Information given ->
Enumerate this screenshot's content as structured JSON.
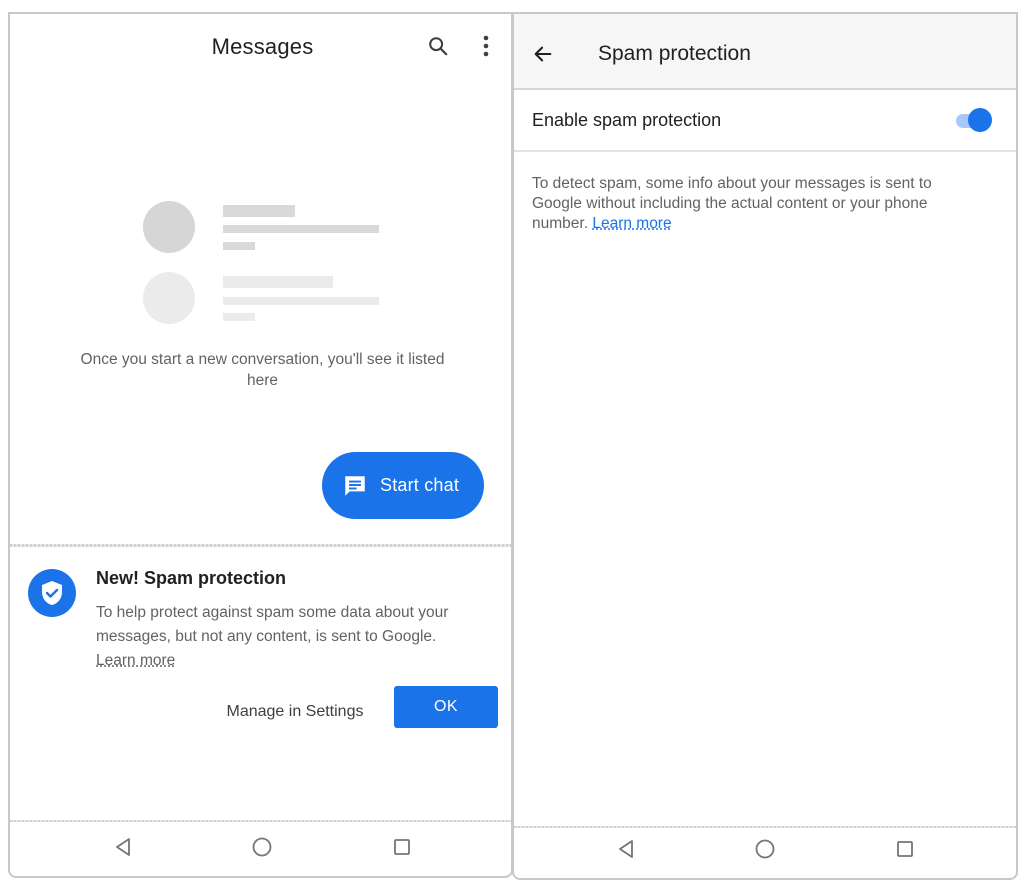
{
  "left_screen": {
    "header": {
      "title": "Messages",
      "search_icon": "search-icon",
      "more_icon": "more-vert-icon"
    },
    "empty_state": {
      "message": "Once you start a new conversation, you'll see it listed here"
    },
    "fab": {
      "label": "Start chat",
      "icon": "chat-icon",
      "color": "#1a73e8"
    },
    "spam_banner": {
      "icon": "shield-check-icon",
      "title": "New! Spam protection",
      "body": "To help protect against spam some data about your messages, but not any content, is sent to Google.",
      "link": "Learn more",
      "secondary_button": "Manage in Settings",
      "primary_button": "OK"
    },
    "nav": {
      "back": "back-triangle-icon",
      "home": "home-circle-icon",
      "recents": "recents-square-icon"
    }
  },
  "right_screen": {
    "header": {
      "back_icon": "arrow-back-icon",
      "title": "Spam protection"
    },
    "setting": {
      "label": "Enable spam protection",
      "enabled": true
    },
    "description": {
      "text": "To detect spam, some info about your messages is sent to Google without including the actual content or your phone number.",
      "link": "Learn more"
    },
    "nav": {
      "back": "back-triangle-icon",
      "home": "home-circle-icon",
      "recents": "recents-square-icon"
    }
  },
  "colors": {
    "accent": "#1a73e8",
    "toggle_track": "#a8c7fa",
    "placeholder_dark": "#d6d6d6",
    "placeholder_light": "#e8e8e8"
  }
}
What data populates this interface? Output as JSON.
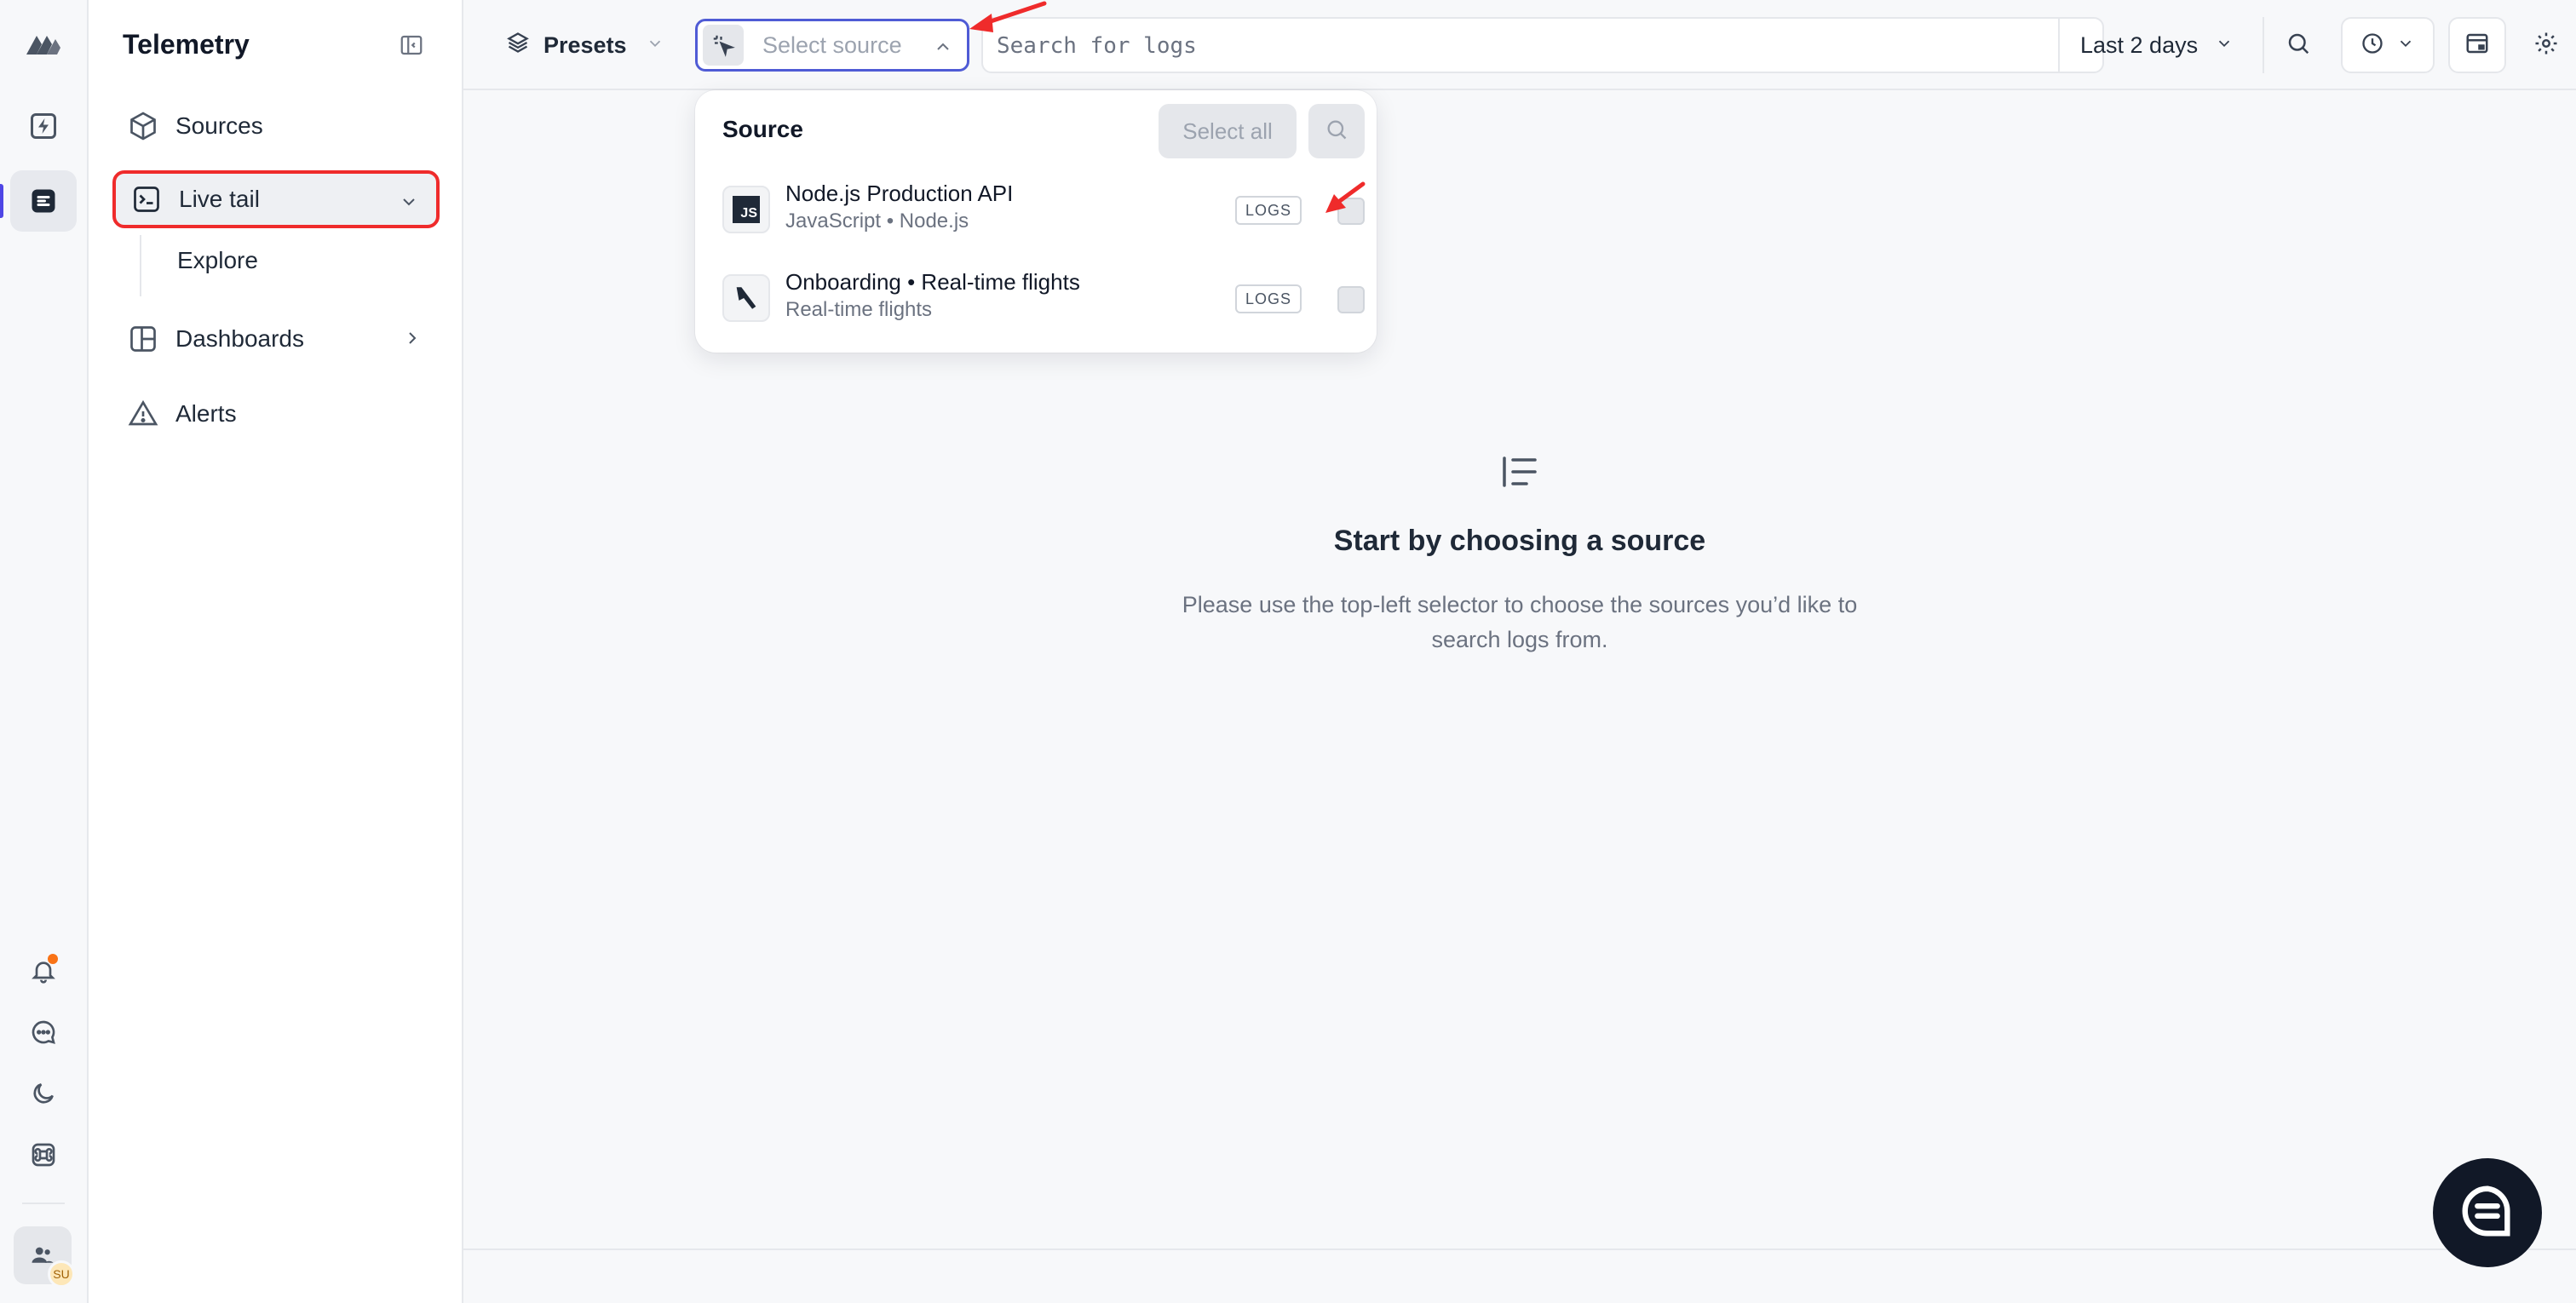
{
  "sidebar": {
    "title": "Telemetry",
    "items": [
      {
        "label": "Sources",
        "icon": "cube-icon"
      },
      {
        "label": "Live tail",
        "icon": "terminal-icon"
      },
      {
        "label": "Explore"
      },
      {
        "label": "Dashboards",
        "icon": "dashboard-icon"
      },
      {
        "label": "Alerts",
        "icon": "alert-triangle-icon"
      }
    ]
  },
  "rail": {
    "avatar_initials": "SU"
  },
  "toolbar": {
    "presets_label": "Presets",
    "select_source_label": "Select source",
    "search_placeholder": "Search for logs",
    "time_range": "Last 2 days"
  },
  "source_dropdown": {
    "title": "Source",
    "select_all_label": "Select all",
    "sources": [
      {
        "name": "Node.js Production API",
        "subtitle": "JavaScript • Node.js",
        "tag": "LOGS",
        "icon_text": "JS"
      },
      {
        "name": "Onboarding • Real-time flights",
        "subtitle": "Real-time flights",
        "tag": "LOGS"
      }
    ]
  },
  "empty_state": {
    "title": "Start by choosing a source",
    "description": "Please use the top-left selector to choose the sources you’d like to search logs from."
  },
  "colors": {
    "accent": "#4f5bd5",
    "highlight_border": "#ef2b2b",
    "notification_dot": "#f97316",
    "fab": "#111827"
  }
}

Task to carry out -> Above are the records; reproduce them exactly and leave out the pictures.

Full output ->
Enumerate this screenshot's content as structured JSON.
{
  "left_screen": {
    "header": {
      "title": "Messages",
      "search_icon": "search-icon",
      "more_icon": "more-vert-icon"
    },
    "empty_state": {
      "message": "Once you start a new conversation, you'll see it listed here"
    },
    "fab": {
      "label": "Start chat",
      "icon": "chat-icon",
      "color": "#1a73e8"
    },
    "spam_banner": {
      "icon": "shield-check-icon",
      "title": "New! Spam protection",
      "body": "To help protect against spam some data about your messages, but not any content, is sent to Google.",
      "link": "Learn more",
      "secondary_button": "Manage in Settings",
      "primary_button": "OK"
    },
    "nav": {
      "back": "back-triangle-icon",
      "home": "home-circle-icon",
      "recents": "recents-square-icon"
    }
  },
  "right_screen": {
    "header": {
      "back_icon": "arrow-back-icon",
      "title": "Spam protection"
    },
    "setting": {
      "label": "Enable spam protection",
      "enabled": true
    },
    "description": {
      "text": "To detect spam, some info about your messages is sent to Google without including the actual content or your phone number.",
      "link": "Learn more"
    },
    "nav": {
      "back": "back-triangle-icon",
      "home": "home-circle-icon",
      "recents": "recents-square-icon"
    }
  },
  "colors": {
    "accent": "#1a73e8",
    "toggle_track": "#a8c7fa",
    "placeholder_dark": "#d6d6d6",
    "placeholder_light": "#e8e8e8"
  }
}
What data populates this interface? Output as JSON.
{
  "sidebar": {
    "title": "Telemetry",
    "items": [
      {
        "label": "Sources",
        "icon": "cube-icon"
      },
      {
        "label": "Live tail",
        "icon": "terminal-icon"
      },
      {
        "label": "Explore"
      },
      {
        "label": "Dashboards",
        "icon": "dashboard-icon"
      },
      {
        "label": "Alerts",
        "icon": "alert-triangle-icon"
      }
    ]
  },
  "rail": {
    "avatar_initials": "SU"
  },
  "toolbar": {
    "presets_label": "Presets",
    "select_source_label": "Select source",
    "search_placeholder": "Search for logs",
    "time_range": "Last 2 days"
  },
  "source_dropdown": {
    "title": "Source",
    "select_all_label": "Select all",
    "sources": [
      {
        "name": "Node.js Production API",
        "subtitle": "JavaScript • Node.js",
        "tag": "LOGS",
        "icon_text": "JS"
      },
      {
        "name": "Onboarding • Real-time flights",
        "subtitle": "Real-time flights",
        "tag": "LOGS"
      }
    ]
  },
  "empty_state": {
    "title": "Start by choosing a source",
    "description": "Please use the top-left selector to choose the sources you’d like to search logs from."
  },
  "colors": {
    "accent": "#4f5bd5",
    "highlight_border": "#ef2b2b",
    "notification_dot": "#f97316",
    "fab": "#111827"
  }
}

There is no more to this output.